### [Exercise aim]
In the records below, find the line containing "Transcribe this image's" and repeat it and every line after it exactly, without pictures.

───

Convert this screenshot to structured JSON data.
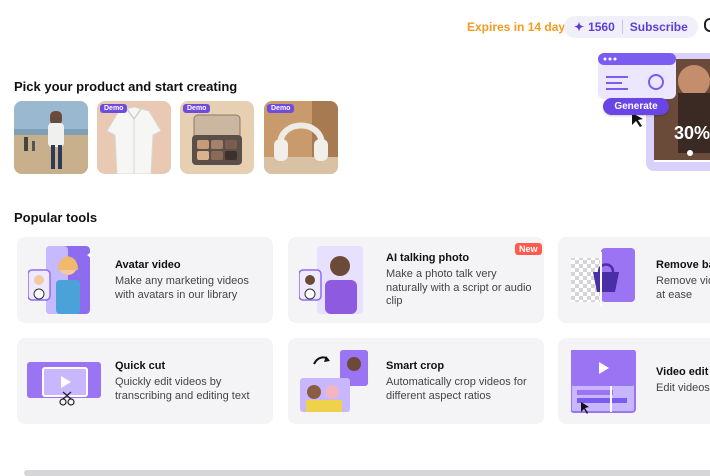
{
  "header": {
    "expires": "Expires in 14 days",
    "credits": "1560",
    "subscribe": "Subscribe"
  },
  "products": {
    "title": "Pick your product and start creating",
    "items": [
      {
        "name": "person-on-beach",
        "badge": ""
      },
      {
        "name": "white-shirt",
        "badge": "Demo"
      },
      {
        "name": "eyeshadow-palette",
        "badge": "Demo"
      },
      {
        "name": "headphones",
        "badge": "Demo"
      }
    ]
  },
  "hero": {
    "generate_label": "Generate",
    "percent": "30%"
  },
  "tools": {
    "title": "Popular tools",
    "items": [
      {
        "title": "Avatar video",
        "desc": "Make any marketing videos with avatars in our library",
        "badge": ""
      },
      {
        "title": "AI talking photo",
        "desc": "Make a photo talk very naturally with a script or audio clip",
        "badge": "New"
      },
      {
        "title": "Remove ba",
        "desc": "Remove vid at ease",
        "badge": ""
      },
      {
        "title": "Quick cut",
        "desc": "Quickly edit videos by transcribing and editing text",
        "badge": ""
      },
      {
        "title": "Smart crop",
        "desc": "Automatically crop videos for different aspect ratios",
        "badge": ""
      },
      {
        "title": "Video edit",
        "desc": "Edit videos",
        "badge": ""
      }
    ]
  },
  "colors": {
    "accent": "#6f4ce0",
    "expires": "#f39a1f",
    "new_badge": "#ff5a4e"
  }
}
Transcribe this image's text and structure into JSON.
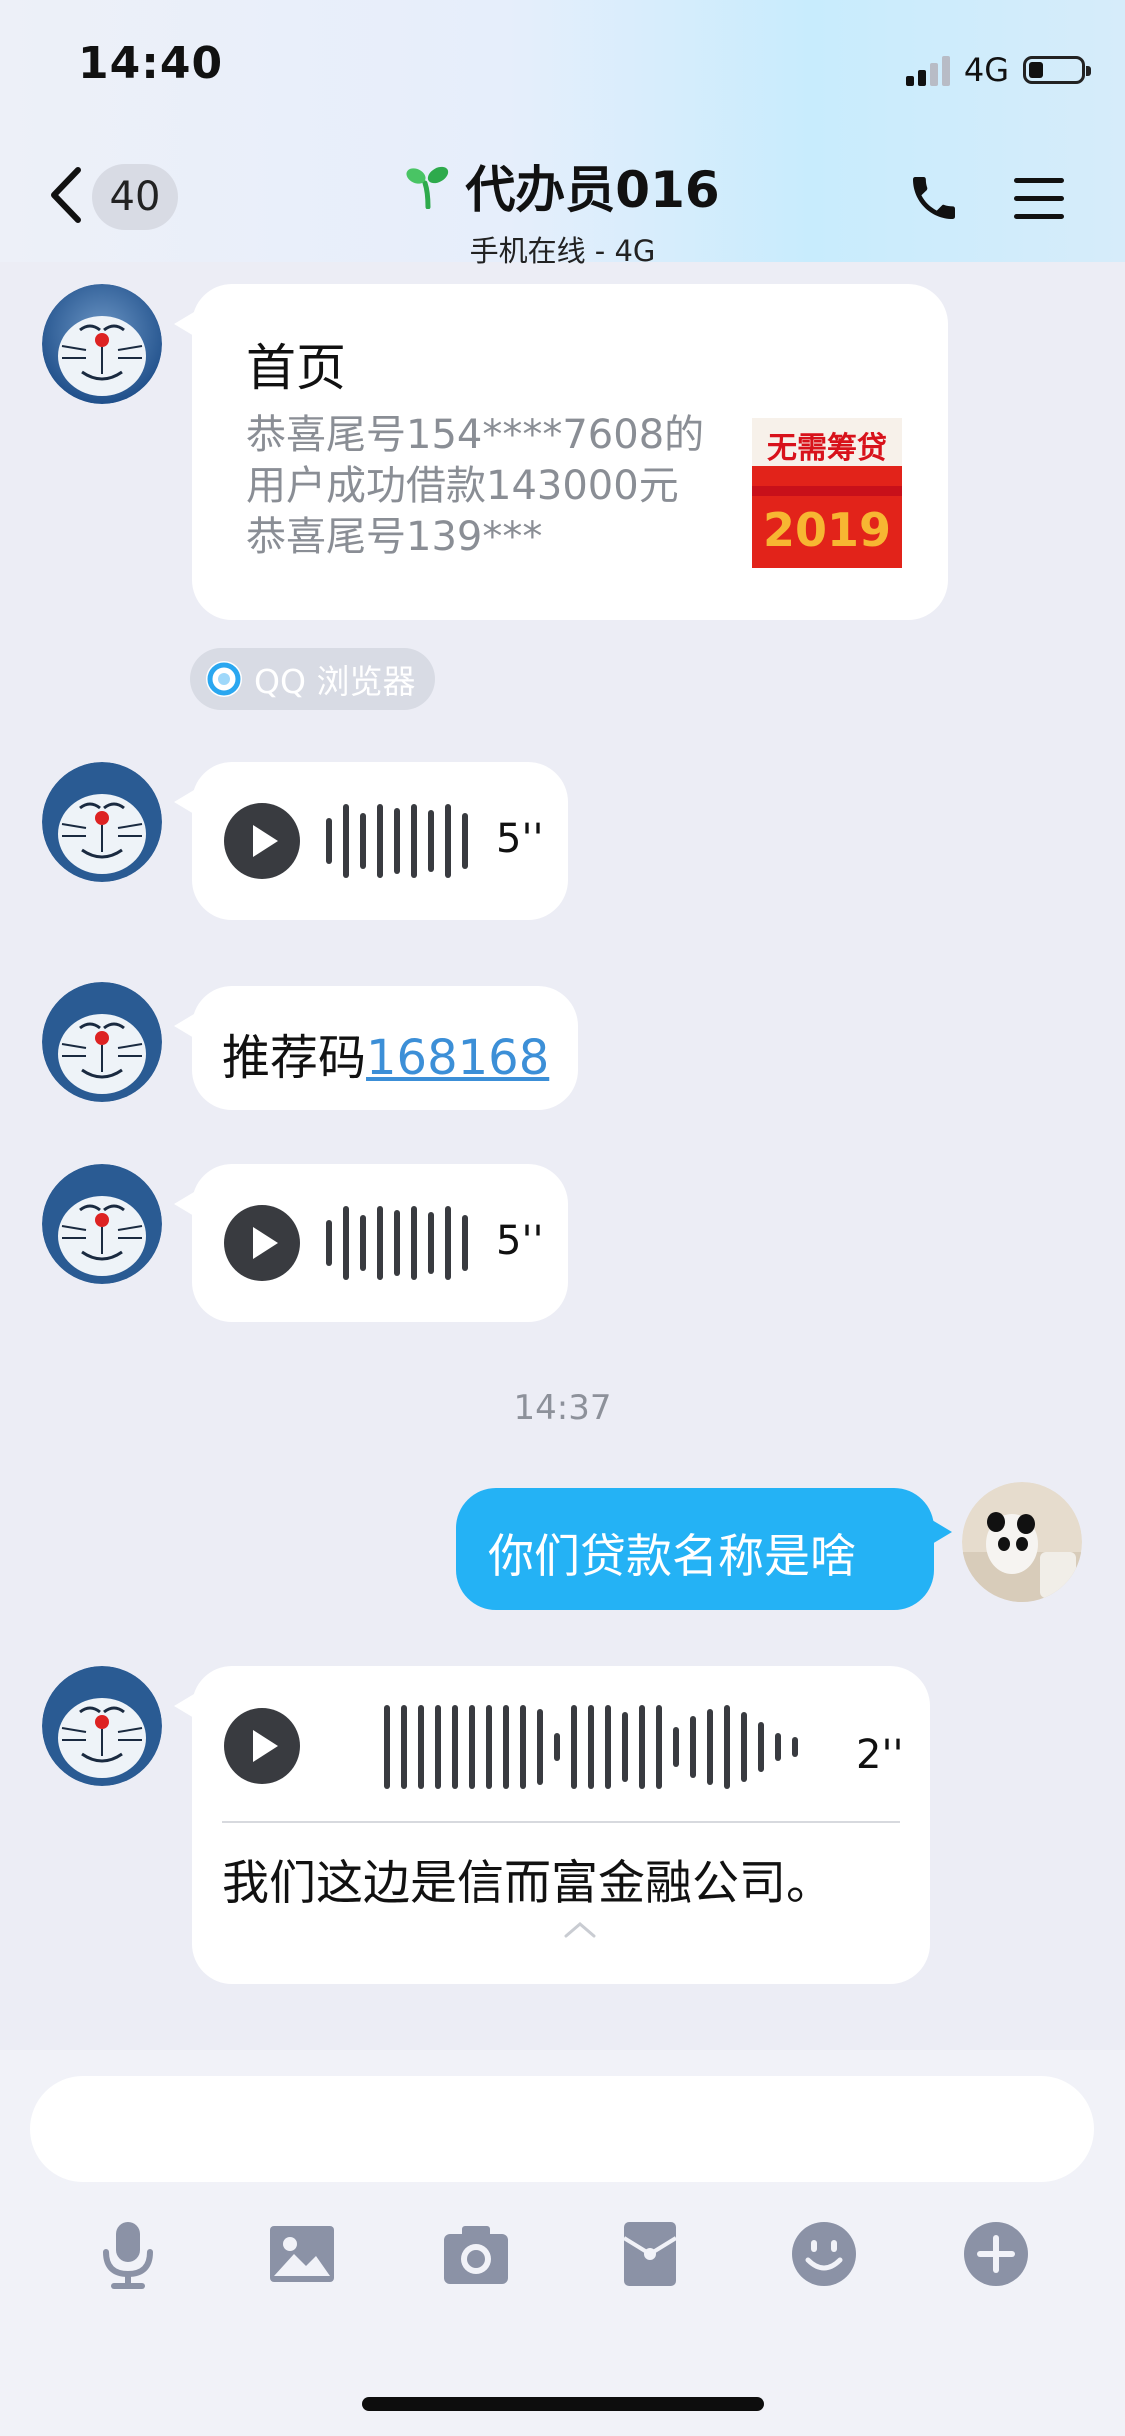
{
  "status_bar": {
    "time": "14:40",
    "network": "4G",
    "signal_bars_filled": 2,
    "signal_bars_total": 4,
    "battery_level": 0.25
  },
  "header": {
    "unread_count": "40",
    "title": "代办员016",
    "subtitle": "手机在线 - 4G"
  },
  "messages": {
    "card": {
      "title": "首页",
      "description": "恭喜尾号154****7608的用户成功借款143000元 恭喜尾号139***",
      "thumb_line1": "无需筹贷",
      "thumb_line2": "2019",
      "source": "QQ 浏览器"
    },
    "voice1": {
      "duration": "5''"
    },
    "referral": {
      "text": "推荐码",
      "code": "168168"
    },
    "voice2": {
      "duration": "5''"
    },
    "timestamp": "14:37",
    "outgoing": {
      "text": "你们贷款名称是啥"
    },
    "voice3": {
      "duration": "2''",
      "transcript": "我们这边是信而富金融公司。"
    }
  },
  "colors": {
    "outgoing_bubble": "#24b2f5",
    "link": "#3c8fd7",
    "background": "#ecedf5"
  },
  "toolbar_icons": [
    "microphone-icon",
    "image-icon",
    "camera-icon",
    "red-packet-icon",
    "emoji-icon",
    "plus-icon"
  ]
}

───

### [Completed task]
Transcribe this image's text and structure into JSON.
{
  "status_bar": {
    "time": "14:40",
    "network": "4G",
    "signal_bars_filled": 2,
    "signal_bars_total": 4,
    "battery_level": 0.25
  },
  "header": {
    "unread_count": "40",
    "title": "代办员016",
    "subtitle": "手机在线 - 4G"
  },
  "messages": {
    "card": {
      "title": "首页",
      "description": "恭喜尾号154****7608的用户成功借款143000元 恭喜尾号139***",
      "thumb_line1": "无需筹贷",
      "thumb_line2": "2019",
      "source": "QQ 浏览器"
    },
    "voice1": {
      "duration": "5''"
    },
    "referral": {
      "text": "推荐码",
      "code": "168168"
    },
    "voice2": {
      "duration": "5''"
    },
    "timestamp": "14:37",
    "outgoing": {
      "text": "你们贷款名称是啥"
    },
    "voice3": {
      "duration": "2''",
      "transcript": "我们这边是信而富金融公司。"
    }
  },
  "colors": {
    "outgoing_bubble": "#24b2f5",
    "link": "#3c8fd7",
    "background": "#ecedf5"
  },
  "toolbar_icons": [
    "microphone-icon",
    "image-icon",
    "camera-icon",
    "red-packet-icon",
    "emoji-icon",
    "plus-icon"
  ]
}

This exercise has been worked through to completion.